> **REQUEST**: In the data from the line with "Where is each" to the line with "dialog-prompt: 请选择共享的文件夹 xyxy=(229,101,607,140)", swap "drive-icon" for "disk-icon" and write out only those lines, with everything else unchanged and the pictures left out.

> **DATA TO USE**:
============

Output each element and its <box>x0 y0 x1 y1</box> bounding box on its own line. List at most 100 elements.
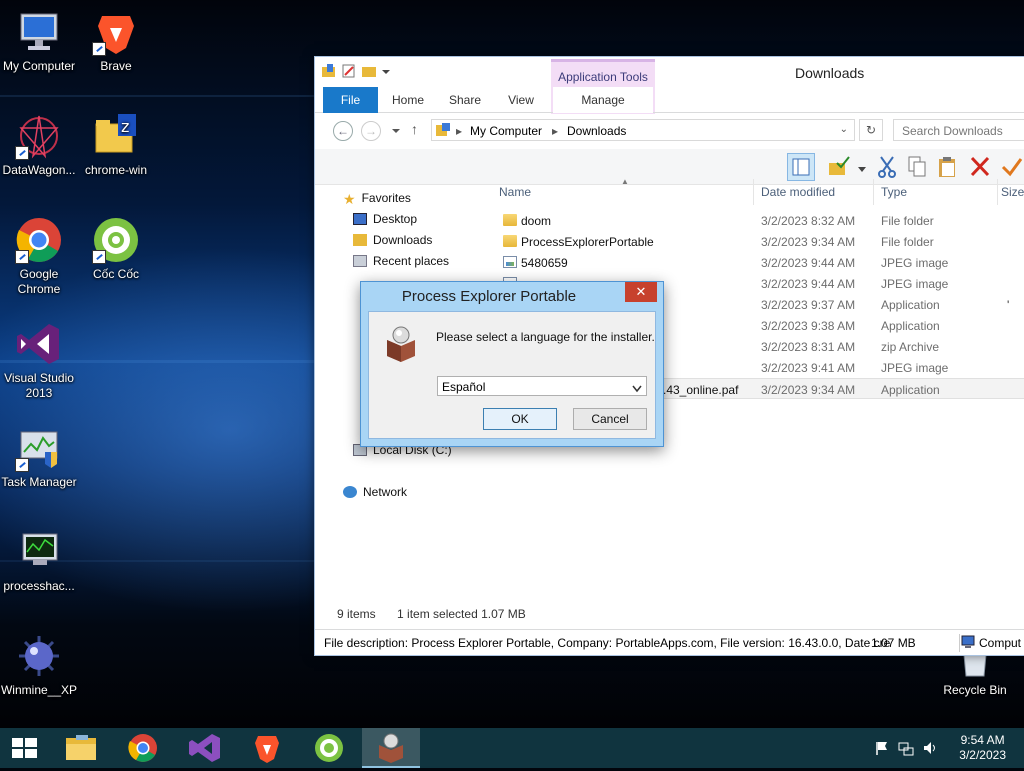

============

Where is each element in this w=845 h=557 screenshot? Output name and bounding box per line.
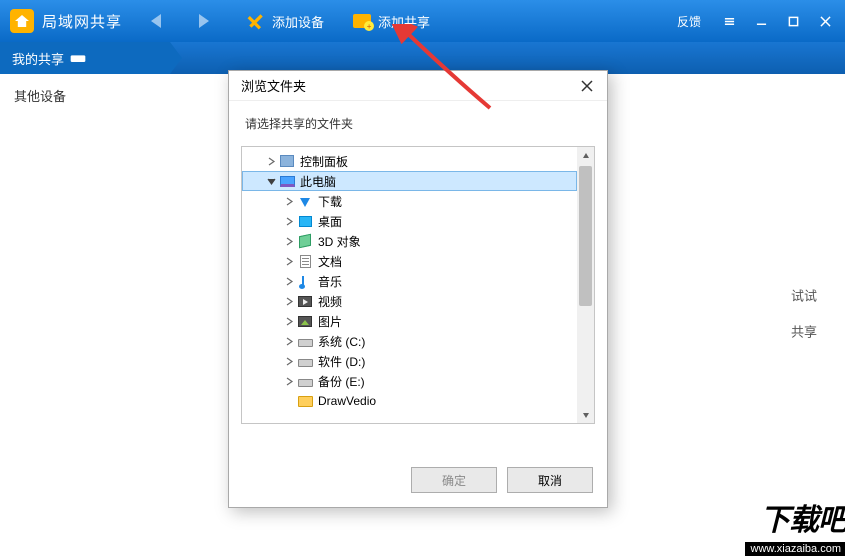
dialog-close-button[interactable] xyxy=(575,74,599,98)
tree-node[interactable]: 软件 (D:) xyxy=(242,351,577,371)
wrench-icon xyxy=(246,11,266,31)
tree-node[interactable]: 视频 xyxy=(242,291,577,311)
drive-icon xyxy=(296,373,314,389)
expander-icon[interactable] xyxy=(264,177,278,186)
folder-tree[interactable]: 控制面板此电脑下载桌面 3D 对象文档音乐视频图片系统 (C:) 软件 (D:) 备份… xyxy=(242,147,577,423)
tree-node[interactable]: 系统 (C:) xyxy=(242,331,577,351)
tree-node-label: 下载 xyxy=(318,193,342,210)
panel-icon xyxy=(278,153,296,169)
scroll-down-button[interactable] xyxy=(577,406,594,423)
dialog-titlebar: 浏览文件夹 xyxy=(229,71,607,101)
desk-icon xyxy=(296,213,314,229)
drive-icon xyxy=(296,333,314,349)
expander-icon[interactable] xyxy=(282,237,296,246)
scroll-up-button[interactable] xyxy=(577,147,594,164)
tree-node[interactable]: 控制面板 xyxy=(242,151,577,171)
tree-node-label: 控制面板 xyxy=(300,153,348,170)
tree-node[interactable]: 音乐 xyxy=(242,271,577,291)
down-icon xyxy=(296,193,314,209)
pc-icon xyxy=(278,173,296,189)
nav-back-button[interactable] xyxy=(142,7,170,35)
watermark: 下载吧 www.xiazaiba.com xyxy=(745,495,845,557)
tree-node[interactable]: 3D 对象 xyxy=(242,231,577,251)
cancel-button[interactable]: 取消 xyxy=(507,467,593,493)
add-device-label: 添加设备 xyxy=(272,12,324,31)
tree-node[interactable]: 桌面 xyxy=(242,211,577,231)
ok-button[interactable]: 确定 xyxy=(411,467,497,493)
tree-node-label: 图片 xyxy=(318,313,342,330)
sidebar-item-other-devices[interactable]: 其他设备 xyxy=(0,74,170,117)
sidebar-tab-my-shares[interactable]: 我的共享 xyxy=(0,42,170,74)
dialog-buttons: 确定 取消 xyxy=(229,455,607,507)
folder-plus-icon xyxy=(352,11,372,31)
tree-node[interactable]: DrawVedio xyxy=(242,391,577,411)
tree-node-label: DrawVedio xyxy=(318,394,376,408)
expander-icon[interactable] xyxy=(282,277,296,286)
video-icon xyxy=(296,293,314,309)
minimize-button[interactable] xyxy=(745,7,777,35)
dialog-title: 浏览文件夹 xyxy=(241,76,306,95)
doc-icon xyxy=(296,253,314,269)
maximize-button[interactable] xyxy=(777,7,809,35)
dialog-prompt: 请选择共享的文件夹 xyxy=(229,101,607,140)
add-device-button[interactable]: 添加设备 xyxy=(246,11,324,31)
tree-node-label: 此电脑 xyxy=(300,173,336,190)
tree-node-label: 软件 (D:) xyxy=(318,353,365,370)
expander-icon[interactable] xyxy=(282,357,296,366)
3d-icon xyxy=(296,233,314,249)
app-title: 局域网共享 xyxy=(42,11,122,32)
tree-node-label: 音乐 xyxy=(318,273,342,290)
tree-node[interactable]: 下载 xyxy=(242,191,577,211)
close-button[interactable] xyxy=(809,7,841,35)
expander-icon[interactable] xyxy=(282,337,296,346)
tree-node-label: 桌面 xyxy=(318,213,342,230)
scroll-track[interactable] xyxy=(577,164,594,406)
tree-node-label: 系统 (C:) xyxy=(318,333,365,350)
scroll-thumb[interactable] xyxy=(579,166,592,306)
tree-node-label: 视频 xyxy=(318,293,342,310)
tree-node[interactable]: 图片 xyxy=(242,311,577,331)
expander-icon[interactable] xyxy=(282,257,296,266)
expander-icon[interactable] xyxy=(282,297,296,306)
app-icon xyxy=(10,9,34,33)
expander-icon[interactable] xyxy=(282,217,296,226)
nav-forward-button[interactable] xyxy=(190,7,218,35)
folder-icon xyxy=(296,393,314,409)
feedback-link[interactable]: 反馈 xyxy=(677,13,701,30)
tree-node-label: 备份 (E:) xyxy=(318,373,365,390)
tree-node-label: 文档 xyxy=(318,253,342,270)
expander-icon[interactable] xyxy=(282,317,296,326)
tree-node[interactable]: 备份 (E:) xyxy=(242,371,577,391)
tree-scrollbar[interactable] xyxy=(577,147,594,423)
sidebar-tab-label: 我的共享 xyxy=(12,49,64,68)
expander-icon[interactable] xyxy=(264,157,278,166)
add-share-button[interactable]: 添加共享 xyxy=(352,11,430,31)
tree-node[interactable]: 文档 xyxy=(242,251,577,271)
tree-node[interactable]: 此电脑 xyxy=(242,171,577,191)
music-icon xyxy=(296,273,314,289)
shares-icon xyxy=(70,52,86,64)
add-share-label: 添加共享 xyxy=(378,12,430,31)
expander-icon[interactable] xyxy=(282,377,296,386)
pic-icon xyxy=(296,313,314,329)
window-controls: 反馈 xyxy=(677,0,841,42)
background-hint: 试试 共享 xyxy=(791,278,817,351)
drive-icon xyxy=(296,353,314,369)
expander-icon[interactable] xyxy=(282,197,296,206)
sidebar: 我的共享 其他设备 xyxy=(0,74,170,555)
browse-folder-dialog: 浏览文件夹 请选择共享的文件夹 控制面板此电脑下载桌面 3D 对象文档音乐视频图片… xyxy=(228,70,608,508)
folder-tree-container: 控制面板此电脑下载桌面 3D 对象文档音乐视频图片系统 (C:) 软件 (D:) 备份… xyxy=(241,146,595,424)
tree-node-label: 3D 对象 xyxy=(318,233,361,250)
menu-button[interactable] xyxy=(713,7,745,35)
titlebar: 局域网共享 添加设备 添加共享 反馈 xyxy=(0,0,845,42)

============

> **THE RESULT**:
Where is each element in this w=845 h=557 screenshot? Output name and bounding box per line.
dialog-close-button[interactable] xyxy=(575,74,599,98)
tree-node[interactable]: 软件 (D:) xyxy=(242,351,577,371)
wrench-icon xyxy=(246,11,266,31)
tree-node[interactable]: 视频 xyxy=(242,291,577,311)
disk-icon xyxy=(296,373,314,389)
expander-icon[interactable] xyxy=(264,177,278,186)
folder-tree[interactable]: 控制面板此电脑下载桌面 3D 对象文档音乐视频图片系统 (C:) 软件 (D:) 备份… xyxy=(242,147,577,423)
tree-node[interactable]: 系统 (C:) xyxy=(242,331,577,351)
tree-node-label: 下载 xyxy=(318,193,342,210)
panel-icon xyxy=(278,153,296,169)
scroll-down-button[interactable] xyxy=(577,406,594,423)
dialog-titlebar: 浏览文件夹 xyxy=(229,71,607,101)
desk-icon xyxy=(296,213,314,229)
disk-icon xyxy=(296,333,314,349)
expander-icon[interactable] xyxy=(282,237,296,246)
scroll-up-button[interactable] xyxy=(577,147,594,164)
tree-node[interactable]: 控制面板 xyxy=(242,151,577,171)
tree-node-label: 控制面板 xyxy=(300,153,348,170)
tree-node[interactable]: 音乐 xyxy=(242,271,577,291)
down-icon xyxy=(296,193,314,209)
pc-icon xyxy=(278,173,296,189)
nav-back-button[interactable] xyxy=(142,7,170,35)
watermark: 下载吧 www.xiazaiba.com xyxy=(745,495,845,557)
tree-node[interactable]: 3D 对象 xyxy=(242,231,577,251)
cancel-button[interactable]: 取消 xyxy=(507,467,593,493)
add-device-label: 添加设备 xyxy=(272,12,324,31)
tree-node[interactable]: 桌面 xyxy=(242,211,577,231)
ok-button[interactable]: 确定 xyxy=(411,467,497,493)
tree-node-label: 图片 xyxy=(318,313,342,330)
sidebar-item-other-devices[interactable]: 其他设备 xyxy=(0,74,170,117)
sidebar-tab-my-shares[interactable]: 我的共享 xyxy=(0,42,170,74)
dialog-buttons: 确定 取消 xyxy=(229,455,607,507)
folder-plus-icon xyxy=(352,11,372,31)
tree-node[interactable]: DrawVedio xyxy=(242,391,577,411)
tree-node-label: DrawVedio xyxy=(318,394,376,408)
expander-icon[interactable] xyxy=(282,277,296,286)
video-icon xyxy=(296,293,314,309)
minimize-button[interactable] xyxy=(745,7,777,35)
dialog-title: 浏览文件夹 xyxy=(241,76,306,95)
doc-icon xyxy=(296,253,314,269)
maximize-button[interactable] xyxy=(777,7,809,35)
dialog-prompt: 请选择共享的文件夹 xyxy=(229,101,607,140)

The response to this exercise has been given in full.